• _EXCERPTED PASSAGE_
Unit 4 MARKETING

Unit 4.5: The 4P's (Price)

Price is one of the 4 Ps in the marketing mix, alongside Product, Place, and Promotion. Setting the right price is crucial, as it affects demand, positioning, and competitiveness in the market. Price also influences perceptions of value and can affect how a product is positioned within its market segment. It is essential for balancing business objectives, such as maximizing profits or gaining market share.

The 7 pricing strategies discussed:

  1. Price skimming
  2. Penetration pricing
  3. Premium pricing
  4. Loss leader
  5. Price discrimination
  6. Cost-plus pricing
  7. Price leadership

QUESTION 1: Which pricing strategy is which?

  • A technology company recently launched its latest smartphone aimed at the aspirational market, with the cost significantly higher than that of its previous models. Despite the high cost, consumers lined up to purchase the product, drawn by its exclusivity and advanced features. Over time, the price can be gently reduced to appeal to a broader market, ensuring early adopters pay a higher price for the newest technology.

  • A luxury brand known for its exclusive handbags sets prices far higher than competitors, cementing its position as a premium product. The high price is not due to production costs but designed to signal the status and quality of owning their products. This strategy targets customers who value exclusivity and are willing to pay for prestige.

  • A major coffee chain introduced a popular new product at a very low price to attract a large number of customers and gain market share quickly. The product can be advertised heavily, and the company focused on drawing in a wide audience before raising prices slightly once they had built a customer base

  • A global fast-food chain has tiered pricing, offering different prices for the same product in different locations. In affluent areas, customers are willing to pay more, while in less wealthy locations, the price is lower. This ensures that the company maximizes revenue by adjusting to the purchasing power of its varied customer base.

  • A well-known electronics retailer sets the price of its products slightly above the cost to ensure a steady margin on each item sold. While competitors may fluctuate their prices, this retailer sticks to a consistent markup, ensuring that costs are covered and a predictable profit is made on every sale.

  • A popular online retailer regularly sets its prices just below major competitors in the industry, positioning itself as the leader in affordability. This company is often the first to adjust prices downward, forcing others in the market to follow suit. This tactic ensures they remain a dominant player in the market.

  • A leading supermarket chain offers certain everyday items like milk, bread, and eggs at a price lower than cost to draw customers into their stores. The hope is that while shopping for these cheap items, customers will also purchase other, more expensive products, which allows the store to profit despite losing money on the discounted items.

QUESTION 2: Which pricing strategy do you suggest?

SmartSaver Electronics – An online electronics retailer concept that aims to undercut the competition by consistently pricing its products just below other retailers. By positioning itself as the most affordable option for tech-savvy, budget-conscious consumers, the company plans to become a price leader in the market once launched.

SnackStorm – An emerging snack brand that is preparing to launch a line of healthy snack bars. To break into the crowded market, the business intends to offer its products at a significantly lower price initially, aiming to attract a large customer base quickly before raising prices once the brand gains recognition.

• _TASK DETAILS_
Write out the pricing lesson from "Unit 4 MARKETING" to "gaining market share.", switching "crucial" to "vital".

• _THE DATA_
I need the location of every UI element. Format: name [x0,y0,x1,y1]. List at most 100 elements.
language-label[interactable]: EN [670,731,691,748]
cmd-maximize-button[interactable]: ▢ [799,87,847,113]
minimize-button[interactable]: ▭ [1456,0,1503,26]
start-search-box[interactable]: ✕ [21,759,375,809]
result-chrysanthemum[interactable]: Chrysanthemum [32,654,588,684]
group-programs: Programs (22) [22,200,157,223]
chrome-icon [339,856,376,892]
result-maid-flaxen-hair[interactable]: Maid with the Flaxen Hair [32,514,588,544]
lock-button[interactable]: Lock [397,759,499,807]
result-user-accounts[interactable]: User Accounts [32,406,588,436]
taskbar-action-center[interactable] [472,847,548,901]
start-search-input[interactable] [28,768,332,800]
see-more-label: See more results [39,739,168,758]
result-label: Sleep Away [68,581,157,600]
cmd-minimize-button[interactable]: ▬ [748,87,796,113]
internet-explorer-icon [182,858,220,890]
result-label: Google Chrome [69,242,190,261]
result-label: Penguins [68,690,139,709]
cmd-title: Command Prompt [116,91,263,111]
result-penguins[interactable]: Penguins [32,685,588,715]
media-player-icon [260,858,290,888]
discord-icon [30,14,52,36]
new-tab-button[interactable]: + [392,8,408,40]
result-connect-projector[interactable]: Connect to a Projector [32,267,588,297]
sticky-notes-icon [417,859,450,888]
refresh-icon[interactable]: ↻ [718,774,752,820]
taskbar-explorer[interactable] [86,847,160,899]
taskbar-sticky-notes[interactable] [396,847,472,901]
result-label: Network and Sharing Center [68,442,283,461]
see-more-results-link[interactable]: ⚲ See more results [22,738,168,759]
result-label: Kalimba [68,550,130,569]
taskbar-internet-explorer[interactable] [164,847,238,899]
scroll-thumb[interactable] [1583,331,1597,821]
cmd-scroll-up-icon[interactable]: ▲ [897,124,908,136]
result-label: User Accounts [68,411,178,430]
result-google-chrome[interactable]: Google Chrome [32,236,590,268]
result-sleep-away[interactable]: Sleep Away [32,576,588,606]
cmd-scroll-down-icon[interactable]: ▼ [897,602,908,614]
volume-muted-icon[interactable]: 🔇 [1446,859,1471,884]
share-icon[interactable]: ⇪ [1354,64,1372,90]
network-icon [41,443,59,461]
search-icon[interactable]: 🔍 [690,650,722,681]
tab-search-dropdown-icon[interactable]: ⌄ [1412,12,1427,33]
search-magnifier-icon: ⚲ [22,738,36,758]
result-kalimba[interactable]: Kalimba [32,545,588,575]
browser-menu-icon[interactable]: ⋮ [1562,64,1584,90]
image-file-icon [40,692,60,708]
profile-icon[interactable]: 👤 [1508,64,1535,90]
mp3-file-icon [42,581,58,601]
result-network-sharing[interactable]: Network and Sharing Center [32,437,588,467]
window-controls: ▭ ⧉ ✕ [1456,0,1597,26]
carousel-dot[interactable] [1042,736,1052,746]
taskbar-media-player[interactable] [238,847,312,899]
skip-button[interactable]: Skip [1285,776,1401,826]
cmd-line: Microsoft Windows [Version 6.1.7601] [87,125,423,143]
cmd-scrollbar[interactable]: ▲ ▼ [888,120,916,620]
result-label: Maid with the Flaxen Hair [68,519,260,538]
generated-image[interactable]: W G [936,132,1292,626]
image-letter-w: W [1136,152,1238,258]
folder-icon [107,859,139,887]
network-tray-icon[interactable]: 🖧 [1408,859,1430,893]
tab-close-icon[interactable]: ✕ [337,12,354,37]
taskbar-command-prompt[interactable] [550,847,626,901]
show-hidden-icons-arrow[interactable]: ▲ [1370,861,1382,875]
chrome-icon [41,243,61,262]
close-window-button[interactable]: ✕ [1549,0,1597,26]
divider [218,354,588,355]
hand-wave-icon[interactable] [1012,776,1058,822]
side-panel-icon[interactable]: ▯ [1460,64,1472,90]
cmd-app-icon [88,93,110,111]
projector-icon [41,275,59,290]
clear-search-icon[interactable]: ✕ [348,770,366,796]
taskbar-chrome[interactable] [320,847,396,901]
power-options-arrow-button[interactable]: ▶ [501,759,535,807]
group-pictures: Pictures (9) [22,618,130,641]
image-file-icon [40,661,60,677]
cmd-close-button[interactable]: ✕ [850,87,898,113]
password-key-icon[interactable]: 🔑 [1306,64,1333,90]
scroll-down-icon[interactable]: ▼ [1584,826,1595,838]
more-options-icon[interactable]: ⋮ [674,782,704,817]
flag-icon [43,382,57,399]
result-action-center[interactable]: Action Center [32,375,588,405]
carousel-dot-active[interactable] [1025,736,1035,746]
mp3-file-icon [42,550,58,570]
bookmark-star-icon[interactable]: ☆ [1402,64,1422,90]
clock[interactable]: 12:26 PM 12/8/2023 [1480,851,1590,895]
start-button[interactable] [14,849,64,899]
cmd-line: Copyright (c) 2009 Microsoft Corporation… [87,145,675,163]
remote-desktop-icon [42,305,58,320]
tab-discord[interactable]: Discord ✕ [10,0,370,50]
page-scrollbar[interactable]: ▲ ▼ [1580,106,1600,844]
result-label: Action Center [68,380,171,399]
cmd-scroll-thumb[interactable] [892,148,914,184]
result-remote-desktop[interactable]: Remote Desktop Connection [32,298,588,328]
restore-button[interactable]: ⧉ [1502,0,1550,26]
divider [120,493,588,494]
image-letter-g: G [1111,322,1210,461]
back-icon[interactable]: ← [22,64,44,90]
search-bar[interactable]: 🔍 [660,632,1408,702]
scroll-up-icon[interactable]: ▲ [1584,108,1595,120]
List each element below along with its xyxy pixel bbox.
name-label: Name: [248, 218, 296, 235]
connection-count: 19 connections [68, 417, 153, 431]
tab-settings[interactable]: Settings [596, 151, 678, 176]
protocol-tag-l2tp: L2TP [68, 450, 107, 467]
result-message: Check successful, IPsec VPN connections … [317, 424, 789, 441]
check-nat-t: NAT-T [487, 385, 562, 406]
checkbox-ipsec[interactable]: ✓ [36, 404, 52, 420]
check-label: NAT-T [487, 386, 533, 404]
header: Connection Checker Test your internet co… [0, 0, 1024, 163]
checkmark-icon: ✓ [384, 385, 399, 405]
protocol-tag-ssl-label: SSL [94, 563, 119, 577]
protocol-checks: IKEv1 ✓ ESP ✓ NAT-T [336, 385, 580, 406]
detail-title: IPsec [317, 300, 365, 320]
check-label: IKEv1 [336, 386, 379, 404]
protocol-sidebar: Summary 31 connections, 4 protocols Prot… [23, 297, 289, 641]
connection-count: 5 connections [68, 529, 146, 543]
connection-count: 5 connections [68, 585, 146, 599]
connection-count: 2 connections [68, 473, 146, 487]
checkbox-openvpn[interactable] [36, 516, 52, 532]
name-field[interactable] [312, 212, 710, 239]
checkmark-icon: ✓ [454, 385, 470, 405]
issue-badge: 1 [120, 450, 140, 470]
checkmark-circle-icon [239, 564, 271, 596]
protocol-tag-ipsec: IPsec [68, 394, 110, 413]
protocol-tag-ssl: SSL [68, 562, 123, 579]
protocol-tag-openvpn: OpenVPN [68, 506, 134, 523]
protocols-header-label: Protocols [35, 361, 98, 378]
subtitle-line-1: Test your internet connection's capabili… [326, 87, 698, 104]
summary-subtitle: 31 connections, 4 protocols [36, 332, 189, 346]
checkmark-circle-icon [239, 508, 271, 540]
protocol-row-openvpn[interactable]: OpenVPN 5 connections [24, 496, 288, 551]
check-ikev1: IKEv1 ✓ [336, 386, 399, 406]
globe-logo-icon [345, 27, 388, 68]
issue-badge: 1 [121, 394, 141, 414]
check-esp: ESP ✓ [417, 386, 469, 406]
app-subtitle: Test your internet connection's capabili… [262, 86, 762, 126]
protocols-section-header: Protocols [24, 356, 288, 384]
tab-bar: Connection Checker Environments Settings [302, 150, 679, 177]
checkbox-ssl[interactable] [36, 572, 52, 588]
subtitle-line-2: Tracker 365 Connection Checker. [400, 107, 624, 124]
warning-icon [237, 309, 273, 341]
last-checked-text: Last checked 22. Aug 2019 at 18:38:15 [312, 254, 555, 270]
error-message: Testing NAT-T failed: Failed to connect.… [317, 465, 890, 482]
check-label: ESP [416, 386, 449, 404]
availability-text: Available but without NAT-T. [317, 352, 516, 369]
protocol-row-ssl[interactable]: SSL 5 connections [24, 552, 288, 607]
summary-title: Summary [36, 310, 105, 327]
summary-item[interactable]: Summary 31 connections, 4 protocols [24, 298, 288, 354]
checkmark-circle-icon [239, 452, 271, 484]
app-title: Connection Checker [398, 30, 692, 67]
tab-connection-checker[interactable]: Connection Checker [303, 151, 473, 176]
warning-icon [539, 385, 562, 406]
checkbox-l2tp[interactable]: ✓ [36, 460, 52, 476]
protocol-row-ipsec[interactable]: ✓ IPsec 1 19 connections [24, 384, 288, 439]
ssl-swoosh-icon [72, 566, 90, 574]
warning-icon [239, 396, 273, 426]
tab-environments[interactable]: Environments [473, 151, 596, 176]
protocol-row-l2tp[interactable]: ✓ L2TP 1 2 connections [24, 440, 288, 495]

• _TASK RESPONSE_
Unit 4 MARKETING

Unit 4.5: The 4P's (Price)

Price is one of the 4 Ps in the marketing mix, alongside Product, Place, and Promotion. Setting the right price is vital, as it affects demand, positioning, and competitiveness in the market. Price also influences perceptions of value and can affect how a product is positioned within its market segment. It is essential for balancing business objectives, such as maximizing profits or gaining market share.